Dataset excerpt
------------------------
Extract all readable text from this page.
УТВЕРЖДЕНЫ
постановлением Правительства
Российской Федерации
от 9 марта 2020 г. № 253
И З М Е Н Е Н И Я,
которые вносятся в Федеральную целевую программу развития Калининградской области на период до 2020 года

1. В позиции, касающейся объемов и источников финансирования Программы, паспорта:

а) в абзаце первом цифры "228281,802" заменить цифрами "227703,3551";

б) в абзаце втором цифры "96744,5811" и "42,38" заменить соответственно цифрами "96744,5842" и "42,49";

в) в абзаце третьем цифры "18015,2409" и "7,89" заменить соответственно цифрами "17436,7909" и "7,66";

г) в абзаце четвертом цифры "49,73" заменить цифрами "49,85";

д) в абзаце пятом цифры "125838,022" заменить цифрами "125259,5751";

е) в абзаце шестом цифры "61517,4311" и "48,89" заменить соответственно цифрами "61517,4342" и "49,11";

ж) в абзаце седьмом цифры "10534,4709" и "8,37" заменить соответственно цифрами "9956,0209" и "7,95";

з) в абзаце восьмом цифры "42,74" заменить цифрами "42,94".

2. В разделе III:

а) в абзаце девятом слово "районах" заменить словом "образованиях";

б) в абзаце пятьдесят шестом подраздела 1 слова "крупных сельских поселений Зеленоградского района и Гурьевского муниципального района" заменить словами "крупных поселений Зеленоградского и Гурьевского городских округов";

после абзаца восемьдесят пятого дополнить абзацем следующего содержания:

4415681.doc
------------------------
_WRITTEN REQUEST_:
Tally up the lines of the listing containing the word "соответственно". Give only the total.

_EXERCISE ANSWER_:
4